■ **Short exercise**: Look through the listing below and give the number of lines that hold "beradi". Say nothing more.

[Data entries]
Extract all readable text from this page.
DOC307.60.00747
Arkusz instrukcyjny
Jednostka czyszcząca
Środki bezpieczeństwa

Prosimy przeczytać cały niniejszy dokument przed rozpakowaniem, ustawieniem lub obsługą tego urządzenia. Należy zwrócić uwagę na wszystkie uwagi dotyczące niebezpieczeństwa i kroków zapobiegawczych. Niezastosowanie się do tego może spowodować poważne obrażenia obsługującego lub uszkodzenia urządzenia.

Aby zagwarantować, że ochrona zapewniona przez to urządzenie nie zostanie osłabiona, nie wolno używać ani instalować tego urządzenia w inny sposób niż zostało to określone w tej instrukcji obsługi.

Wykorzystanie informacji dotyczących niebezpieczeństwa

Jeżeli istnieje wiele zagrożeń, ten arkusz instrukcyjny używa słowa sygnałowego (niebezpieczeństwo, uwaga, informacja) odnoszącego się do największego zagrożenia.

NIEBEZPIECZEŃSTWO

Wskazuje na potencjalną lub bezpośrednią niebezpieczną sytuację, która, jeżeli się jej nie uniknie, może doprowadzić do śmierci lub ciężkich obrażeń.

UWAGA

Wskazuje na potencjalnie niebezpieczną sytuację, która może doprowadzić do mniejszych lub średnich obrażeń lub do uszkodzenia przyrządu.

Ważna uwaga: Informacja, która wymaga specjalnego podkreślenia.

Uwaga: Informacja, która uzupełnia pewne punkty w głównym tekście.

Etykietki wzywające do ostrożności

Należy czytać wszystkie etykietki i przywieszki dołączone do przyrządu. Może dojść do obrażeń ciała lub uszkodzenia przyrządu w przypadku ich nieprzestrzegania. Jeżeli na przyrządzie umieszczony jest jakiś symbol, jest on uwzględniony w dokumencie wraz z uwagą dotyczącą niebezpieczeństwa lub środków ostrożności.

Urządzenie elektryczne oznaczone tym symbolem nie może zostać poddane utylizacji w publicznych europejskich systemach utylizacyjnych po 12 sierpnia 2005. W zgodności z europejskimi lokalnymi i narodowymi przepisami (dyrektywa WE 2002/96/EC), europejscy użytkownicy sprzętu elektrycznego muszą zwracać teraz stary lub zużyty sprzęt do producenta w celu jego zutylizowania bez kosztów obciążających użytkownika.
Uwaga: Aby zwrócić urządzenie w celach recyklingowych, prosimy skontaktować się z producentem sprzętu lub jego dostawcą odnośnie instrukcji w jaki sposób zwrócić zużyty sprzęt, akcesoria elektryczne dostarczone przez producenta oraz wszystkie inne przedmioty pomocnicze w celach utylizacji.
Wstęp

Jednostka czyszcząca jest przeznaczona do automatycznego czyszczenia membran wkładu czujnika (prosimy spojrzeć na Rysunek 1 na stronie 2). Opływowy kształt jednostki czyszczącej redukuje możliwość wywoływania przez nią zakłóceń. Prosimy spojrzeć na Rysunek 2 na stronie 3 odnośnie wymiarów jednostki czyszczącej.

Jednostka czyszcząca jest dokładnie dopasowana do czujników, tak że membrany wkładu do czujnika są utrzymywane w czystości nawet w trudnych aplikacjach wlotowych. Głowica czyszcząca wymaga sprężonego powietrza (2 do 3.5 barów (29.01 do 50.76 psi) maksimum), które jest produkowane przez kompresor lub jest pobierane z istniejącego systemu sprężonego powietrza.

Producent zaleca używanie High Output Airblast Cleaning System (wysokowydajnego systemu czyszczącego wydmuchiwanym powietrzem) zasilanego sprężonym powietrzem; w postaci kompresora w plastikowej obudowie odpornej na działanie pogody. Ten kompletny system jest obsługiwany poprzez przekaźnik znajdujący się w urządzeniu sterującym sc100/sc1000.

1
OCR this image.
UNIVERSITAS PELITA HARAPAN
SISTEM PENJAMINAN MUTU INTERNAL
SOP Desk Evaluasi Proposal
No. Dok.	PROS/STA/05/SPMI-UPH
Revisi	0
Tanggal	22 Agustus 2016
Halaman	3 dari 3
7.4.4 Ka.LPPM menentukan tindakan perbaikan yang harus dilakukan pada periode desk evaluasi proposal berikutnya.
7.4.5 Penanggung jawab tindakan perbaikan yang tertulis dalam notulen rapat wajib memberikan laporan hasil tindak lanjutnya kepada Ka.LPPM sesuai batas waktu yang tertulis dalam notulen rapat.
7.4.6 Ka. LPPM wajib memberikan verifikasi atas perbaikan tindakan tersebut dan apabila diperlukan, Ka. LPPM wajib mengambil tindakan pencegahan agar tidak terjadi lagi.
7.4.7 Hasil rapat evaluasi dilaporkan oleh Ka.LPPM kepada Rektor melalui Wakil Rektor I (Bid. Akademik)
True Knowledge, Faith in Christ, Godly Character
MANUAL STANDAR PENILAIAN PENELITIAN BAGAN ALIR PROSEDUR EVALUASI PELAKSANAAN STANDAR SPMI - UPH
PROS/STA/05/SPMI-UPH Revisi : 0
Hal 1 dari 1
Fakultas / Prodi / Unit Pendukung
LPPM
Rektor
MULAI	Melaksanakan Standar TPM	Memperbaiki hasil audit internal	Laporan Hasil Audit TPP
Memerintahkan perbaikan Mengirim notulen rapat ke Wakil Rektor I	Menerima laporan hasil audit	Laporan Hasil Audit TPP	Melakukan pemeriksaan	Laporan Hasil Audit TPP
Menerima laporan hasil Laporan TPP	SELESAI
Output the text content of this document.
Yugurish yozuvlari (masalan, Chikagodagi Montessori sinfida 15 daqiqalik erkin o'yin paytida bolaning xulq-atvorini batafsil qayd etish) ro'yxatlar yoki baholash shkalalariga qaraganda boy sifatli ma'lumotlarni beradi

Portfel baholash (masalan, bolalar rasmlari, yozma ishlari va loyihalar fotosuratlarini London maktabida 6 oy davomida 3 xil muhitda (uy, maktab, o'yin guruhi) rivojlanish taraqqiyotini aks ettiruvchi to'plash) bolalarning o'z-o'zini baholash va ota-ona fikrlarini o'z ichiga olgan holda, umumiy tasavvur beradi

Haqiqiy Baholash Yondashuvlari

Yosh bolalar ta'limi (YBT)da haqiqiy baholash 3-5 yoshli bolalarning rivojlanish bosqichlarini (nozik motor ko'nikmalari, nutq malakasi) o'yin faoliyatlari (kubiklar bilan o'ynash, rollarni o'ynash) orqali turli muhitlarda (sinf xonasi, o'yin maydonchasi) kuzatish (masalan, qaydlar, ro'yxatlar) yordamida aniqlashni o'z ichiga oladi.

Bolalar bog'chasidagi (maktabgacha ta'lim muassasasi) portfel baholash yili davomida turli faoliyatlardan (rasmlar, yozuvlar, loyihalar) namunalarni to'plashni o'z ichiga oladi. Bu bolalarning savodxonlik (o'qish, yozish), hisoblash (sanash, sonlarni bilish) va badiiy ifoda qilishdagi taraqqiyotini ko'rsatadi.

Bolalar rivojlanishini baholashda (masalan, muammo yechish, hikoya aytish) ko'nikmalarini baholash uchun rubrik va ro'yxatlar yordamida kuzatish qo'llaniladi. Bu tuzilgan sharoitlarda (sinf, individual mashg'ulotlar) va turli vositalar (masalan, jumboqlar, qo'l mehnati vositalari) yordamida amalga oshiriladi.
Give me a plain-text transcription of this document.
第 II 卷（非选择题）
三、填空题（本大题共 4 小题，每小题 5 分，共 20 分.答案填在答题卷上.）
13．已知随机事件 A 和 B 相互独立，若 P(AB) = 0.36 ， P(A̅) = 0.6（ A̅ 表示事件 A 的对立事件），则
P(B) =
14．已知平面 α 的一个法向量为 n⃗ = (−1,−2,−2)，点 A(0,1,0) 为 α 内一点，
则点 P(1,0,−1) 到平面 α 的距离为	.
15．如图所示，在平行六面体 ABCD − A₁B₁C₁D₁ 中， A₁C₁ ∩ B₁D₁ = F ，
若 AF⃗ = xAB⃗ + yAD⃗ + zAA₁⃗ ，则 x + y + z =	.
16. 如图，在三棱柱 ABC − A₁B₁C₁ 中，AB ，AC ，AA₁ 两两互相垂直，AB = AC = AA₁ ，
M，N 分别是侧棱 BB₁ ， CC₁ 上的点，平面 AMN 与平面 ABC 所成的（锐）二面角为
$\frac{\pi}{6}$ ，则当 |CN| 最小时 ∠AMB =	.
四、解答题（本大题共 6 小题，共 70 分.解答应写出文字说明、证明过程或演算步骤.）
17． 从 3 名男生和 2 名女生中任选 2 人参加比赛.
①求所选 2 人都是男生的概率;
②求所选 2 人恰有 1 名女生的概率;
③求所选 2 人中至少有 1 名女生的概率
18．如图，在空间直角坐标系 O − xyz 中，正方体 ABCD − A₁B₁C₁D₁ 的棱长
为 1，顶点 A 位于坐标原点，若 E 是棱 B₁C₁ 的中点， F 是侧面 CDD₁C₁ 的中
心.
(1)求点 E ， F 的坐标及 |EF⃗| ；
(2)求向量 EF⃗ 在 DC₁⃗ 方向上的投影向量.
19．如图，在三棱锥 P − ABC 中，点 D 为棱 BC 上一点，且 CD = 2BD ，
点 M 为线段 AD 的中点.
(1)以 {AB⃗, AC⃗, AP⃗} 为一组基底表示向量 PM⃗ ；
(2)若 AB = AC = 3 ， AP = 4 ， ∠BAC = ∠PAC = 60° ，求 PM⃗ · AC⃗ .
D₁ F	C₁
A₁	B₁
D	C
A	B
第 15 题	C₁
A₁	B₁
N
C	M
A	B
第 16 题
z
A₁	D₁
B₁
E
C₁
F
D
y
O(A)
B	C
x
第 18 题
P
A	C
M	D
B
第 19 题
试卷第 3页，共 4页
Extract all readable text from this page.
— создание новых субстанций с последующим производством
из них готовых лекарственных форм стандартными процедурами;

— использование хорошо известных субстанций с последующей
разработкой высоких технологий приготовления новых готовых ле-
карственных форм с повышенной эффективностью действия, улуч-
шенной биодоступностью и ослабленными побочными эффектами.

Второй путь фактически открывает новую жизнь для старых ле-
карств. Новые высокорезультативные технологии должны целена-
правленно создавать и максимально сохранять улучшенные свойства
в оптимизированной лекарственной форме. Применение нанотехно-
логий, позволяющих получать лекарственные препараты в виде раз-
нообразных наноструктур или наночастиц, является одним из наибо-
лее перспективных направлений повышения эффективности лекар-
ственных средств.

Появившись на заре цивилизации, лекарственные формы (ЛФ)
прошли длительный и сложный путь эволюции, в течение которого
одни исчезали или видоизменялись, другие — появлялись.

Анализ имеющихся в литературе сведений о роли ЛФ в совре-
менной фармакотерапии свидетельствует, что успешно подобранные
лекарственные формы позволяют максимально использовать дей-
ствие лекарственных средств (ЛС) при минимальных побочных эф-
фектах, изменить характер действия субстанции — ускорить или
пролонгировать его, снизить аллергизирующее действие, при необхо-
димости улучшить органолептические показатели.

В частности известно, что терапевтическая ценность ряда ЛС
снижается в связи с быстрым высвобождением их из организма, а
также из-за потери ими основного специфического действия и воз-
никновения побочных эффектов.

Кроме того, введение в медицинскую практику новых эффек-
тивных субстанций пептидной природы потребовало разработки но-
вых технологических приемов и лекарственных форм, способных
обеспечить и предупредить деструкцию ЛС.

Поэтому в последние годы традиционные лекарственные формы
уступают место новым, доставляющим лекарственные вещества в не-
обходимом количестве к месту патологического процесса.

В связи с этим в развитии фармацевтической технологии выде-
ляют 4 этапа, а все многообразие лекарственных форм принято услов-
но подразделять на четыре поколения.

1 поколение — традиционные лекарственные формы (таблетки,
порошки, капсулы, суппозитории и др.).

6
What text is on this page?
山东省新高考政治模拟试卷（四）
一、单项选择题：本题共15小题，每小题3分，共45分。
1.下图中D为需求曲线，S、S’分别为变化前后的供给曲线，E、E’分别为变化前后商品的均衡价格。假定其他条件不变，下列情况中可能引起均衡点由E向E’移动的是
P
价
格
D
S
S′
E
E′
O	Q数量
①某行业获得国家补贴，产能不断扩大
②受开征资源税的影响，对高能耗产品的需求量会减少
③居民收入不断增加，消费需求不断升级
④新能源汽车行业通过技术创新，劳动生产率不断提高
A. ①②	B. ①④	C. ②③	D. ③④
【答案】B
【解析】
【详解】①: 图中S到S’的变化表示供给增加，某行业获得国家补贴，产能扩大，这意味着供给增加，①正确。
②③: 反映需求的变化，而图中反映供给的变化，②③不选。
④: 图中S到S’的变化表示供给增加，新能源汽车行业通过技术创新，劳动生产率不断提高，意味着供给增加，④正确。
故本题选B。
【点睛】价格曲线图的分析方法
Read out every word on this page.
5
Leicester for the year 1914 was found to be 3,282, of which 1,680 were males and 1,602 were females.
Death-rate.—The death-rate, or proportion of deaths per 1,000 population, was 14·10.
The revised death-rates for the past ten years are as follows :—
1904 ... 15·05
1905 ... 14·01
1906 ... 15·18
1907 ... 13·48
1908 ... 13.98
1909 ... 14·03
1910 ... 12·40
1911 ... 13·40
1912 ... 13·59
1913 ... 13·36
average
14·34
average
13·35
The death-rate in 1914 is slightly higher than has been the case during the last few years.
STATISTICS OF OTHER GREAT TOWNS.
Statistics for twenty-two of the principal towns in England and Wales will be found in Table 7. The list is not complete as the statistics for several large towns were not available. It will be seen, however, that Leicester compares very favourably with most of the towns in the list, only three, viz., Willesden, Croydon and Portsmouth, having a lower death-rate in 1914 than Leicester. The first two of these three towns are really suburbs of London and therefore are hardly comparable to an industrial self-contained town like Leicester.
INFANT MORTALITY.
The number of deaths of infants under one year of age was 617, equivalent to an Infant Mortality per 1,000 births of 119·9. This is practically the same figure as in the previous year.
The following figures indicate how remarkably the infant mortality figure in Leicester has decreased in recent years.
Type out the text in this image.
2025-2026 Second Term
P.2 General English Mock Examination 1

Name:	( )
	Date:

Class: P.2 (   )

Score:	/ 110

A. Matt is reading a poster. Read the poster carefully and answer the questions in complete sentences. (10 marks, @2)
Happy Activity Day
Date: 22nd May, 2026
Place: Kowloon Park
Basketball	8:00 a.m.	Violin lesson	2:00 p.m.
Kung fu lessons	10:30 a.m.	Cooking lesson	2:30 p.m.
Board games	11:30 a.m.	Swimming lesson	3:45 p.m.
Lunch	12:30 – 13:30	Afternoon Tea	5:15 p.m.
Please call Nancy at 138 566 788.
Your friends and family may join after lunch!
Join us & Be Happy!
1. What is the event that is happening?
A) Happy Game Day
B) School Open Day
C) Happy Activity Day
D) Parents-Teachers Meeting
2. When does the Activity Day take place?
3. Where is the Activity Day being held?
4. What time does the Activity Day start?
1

■ **Expected output**: 2